* Start MATERIAL SUPPLIED *

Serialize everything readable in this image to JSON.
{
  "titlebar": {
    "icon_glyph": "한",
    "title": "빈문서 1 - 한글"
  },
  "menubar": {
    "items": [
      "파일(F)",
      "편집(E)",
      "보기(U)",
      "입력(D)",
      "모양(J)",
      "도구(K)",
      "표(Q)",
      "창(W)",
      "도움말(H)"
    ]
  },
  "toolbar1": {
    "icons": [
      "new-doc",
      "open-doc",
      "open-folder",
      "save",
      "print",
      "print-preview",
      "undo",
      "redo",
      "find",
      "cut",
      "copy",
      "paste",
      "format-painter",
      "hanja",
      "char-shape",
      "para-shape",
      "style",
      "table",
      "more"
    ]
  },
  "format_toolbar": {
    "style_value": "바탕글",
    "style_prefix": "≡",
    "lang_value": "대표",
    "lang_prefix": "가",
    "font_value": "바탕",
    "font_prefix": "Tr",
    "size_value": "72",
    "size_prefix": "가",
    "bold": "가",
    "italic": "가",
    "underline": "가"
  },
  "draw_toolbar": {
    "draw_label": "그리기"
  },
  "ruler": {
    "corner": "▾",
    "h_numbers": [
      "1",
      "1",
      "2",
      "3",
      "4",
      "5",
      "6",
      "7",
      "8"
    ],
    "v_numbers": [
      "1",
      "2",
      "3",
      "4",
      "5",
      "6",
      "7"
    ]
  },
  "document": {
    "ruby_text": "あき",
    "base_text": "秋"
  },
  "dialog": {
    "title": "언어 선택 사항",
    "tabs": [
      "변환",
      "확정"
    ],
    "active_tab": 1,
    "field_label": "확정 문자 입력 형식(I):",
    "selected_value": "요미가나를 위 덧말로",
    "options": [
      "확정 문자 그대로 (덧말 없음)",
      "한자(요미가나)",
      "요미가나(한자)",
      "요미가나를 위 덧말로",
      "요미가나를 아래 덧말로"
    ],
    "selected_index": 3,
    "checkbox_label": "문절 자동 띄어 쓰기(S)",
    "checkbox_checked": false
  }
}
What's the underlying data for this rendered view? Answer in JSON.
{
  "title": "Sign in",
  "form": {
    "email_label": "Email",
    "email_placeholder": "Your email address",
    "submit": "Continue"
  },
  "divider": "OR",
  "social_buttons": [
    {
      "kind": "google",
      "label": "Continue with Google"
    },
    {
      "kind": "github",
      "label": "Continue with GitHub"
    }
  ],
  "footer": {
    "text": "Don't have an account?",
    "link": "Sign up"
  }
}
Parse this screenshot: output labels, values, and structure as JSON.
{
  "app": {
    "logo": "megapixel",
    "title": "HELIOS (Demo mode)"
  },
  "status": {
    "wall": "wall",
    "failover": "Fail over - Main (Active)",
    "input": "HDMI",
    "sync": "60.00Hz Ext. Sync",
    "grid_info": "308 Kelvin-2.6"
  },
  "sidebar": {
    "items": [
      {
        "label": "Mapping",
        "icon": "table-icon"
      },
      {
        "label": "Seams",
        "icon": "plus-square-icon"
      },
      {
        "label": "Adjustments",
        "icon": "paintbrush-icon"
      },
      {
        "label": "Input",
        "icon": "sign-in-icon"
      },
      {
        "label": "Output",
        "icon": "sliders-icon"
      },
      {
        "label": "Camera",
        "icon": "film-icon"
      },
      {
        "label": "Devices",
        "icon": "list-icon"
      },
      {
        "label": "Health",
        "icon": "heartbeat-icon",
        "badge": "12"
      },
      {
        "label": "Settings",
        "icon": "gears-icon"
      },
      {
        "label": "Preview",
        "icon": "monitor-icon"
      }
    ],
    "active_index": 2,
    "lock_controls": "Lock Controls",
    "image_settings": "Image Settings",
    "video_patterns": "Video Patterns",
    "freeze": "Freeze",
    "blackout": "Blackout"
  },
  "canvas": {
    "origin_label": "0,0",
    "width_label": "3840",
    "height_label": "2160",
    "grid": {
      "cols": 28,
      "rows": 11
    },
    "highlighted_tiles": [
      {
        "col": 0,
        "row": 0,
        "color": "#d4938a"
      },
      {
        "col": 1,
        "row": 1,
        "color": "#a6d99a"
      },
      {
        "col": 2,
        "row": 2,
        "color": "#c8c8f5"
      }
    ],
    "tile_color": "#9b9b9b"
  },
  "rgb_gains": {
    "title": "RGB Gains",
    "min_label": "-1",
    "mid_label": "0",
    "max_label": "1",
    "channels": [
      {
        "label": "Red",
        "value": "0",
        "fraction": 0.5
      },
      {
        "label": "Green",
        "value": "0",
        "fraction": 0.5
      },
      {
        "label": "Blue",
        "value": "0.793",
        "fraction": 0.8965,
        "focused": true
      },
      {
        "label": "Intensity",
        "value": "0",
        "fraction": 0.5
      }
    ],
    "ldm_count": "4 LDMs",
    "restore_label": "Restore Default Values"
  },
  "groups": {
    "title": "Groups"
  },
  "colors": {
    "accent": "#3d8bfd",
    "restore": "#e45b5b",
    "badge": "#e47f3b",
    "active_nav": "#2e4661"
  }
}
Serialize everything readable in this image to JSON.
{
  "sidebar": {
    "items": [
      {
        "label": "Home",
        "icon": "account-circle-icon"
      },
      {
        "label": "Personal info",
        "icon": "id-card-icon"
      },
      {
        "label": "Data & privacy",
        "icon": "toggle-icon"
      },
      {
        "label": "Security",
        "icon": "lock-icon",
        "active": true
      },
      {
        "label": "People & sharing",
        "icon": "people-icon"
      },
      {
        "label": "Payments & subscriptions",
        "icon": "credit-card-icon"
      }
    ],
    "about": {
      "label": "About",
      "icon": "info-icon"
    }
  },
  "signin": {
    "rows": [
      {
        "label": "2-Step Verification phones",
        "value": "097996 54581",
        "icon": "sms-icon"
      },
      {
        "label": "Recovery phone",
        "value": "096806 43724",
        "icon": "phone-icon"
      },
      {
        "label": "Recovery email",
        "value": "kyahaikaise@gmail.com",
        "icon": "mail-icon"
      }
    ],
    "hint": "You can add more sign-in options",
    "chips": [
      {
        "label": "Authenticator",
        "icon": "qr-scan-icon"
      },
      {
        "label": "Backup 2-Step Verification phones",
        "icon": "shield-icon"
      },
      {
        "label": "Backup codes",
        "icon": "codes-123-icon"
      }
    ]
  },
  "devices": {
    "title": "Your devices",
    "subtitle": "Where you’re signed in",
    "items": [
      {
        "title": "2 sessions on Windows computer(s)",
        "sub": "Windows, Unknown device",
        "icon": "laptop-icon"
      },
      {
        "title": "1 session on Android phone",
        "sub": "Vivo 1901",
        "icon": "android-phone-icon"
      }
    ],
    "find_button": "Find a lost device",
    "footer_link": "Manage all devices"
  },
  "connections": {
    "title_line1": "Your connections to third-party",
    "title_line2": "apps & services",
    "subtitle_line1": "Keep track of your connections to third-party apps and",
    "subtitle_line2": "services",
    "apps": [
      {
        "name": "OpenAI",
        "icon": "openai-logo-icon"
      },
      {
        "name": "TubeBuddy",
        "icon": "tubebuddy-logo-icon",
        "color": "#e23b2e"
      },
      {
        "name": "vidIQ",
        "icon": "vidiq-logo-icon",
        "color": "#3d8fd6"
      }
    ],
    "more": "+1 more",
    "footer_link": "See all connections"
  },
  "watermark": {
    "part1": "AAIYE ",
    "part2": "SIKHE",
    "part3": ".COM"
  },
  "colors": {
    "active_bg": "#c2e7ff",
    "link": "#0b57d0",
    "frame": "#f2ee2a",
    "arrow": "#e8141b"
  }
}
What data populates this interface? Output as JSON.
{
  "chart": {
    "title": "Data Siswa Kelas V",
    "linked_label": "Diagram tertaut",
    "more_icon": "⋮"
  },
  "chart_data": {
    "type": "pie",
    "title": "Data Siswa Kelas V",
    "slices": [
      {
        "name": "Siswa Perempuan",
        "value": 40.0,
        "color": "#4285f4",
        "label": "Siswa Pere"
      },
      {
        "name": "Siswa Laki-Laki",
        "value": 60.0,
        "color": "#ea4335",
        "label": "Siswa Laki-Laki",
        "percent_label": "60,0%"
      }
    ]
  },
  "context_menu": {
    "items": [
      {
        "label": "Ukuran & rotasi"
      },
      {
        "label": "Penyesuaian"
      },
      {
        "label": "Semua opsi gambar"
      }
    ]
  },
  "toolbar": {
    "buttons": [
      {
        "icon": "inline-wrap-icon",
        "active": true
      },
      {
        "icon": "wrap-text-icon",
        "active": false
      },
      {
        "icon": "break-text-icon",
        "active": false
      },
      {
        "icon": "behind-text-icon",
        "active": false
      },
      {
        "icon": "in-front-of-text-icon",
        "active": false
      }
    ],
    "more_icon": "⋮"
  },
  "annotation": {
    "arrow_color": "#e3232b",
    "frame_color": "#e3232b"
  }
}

* End MATERIAL SUPPLIED *

Report only the number of lines in the records that include the word "card".

■ RESULT FOR THIS EXERCISE
2